**Short problem:** The listing below must be repeated word for word, with its images excluded.

::: Data listing

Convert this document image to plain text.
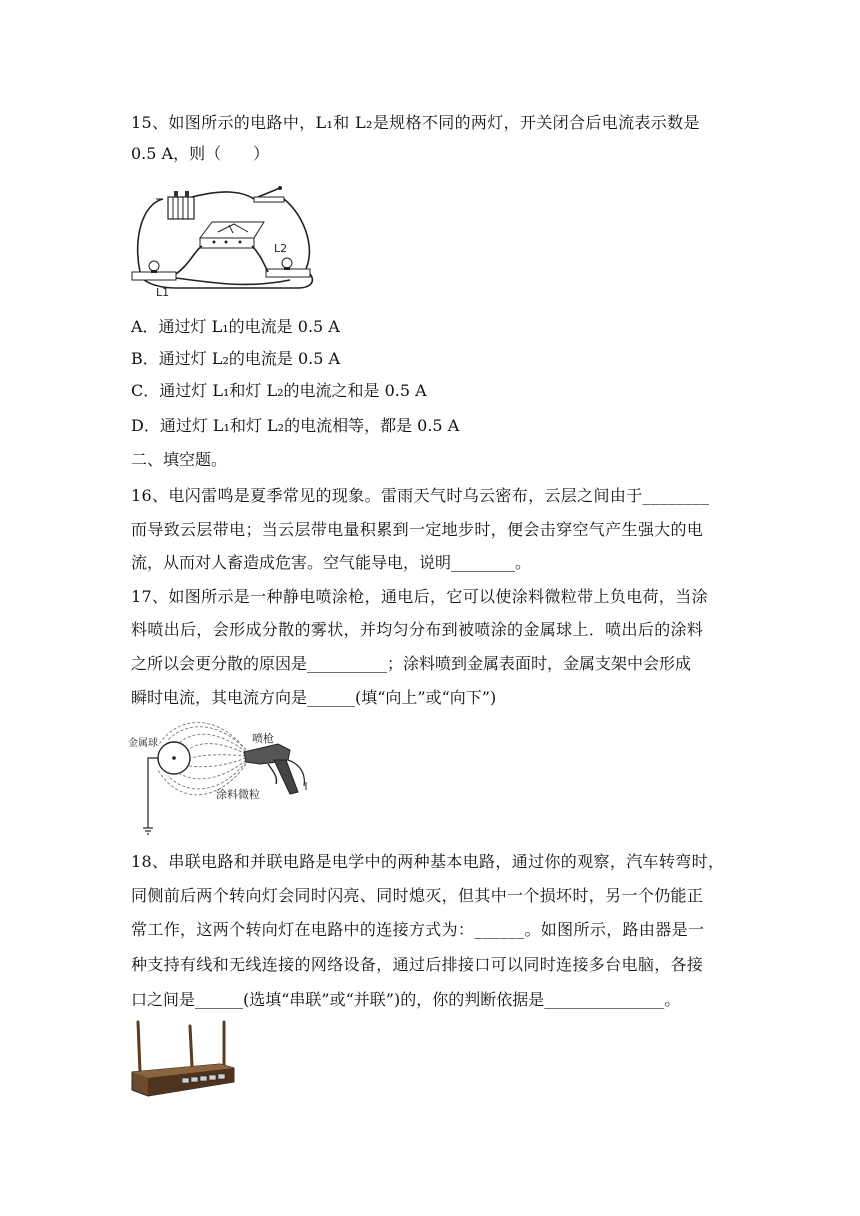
15、如图所示的电路中，L₁和 L₂是规格不同的两灯，开关闭合后电流表示数是
0.5 A，则（　　）
L1
L2
A．通过灯 L₁的电流是 0.5 A
B．通过灯 L₂的电流是 0.5 A
C．通过灯 L₁和灯 L₂的电流之和是 0.5 A
D．通过灯 L₁和灯 L₂的电流相等，都是 0.5 A
二、填空题。
16、电闪雷鸣是夏季常见的现象。雷雨天气时乌云密布，云层之间由于________
而导致云层带电；当云层带电量积累到一定地步时，便会击穿空气产生强大的电
流，从而对人畜造成危害。空气能导电，说明________。
17、如图所示是一种静电喷涂枪，通电后，它可以使涂料微粒带上负电荷，当涂
料喷出后，会形成分散的雾状，并均匀分布到被喷涂的金属球上．喷出后的涂料
之所以会更分散的原因是__________；涂料喷到金属表面时，金属支架中会形成
瞬时电流，其电流方向是______(填“向上”或“向下”)
金属球	喷枪
涂料微粒
18、串联电路和并联电路是电学中的两种基本电路，通过你的观察，汽车转弯时，
同侧前后两个转向灯会同时闪亮、同时熄灭，但其中一个损坏时，另一个仍能正
常工作，这两个转向灯在电路中的连接方式为：______。如图所示，路由器是一
种支持有线和无线连接的网络设备，通过后排接口可以同时连接多台电脑，各接
口之间是______(选填“串联”或“并联”)的，你的判断依据是_______________。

::::::

**Result of this task:**
Convert this document image to plain text.
15、如图所示的电路中，L₁和 L₂是规格不同的两灯，开关闭合后电流表示数是
0.5 A，则（　　）
L1
L2
A．通过灯 L₁的电流是 0.5 A
B．通过灯 L₂的电流是 0.5 A
C．通过灯 L₁和灯 L₂的电流之和是 0.5 A
D．通过灯 L₁和灯 L₂的电流相等，都是 0.5 A
二、填空题。
16、电闪雷鸣是夏季常见的现象。雷雨天气时乌云密布，云层之间由于________
而导致云层带电；当云层带电量积累到一定地步时，便会击穿空气产生强大的电
流，从而对人畜造成危害。空气能导电，说明________。
17、如图所示是一种静电喷涂枪，通电后，它可以使涂料微粒带上负电荷，当涂
料喷出后，会形成分散的雾状，并均匀分布到被喷涂的金属球上．喷出后的涂料
之所以会更分散的原因是__________；涂料喷到金属表面时，金属支架中会形成
瞬时电流，其电流方向是______(填“向上”或“向下”)
金属球	喷枪
涂料微粒
18、串联电路和并联电路是电学中的两种基本电路，通过你的观察，汽车转弯时，
同侧前后两个转向灯会同时闪亮、同时熄灭，但其中一个损坏时，另一个仍能正
常工作，这两个转向灯在电路中的连接方式为：______。如图所示，路由器是一
种支持有线和无线连接的网络设备，通过后排接口可以同时连接多台电脑，各接
口之间是______(选填“串联”或“并联”)的，你的判断依据是_______________。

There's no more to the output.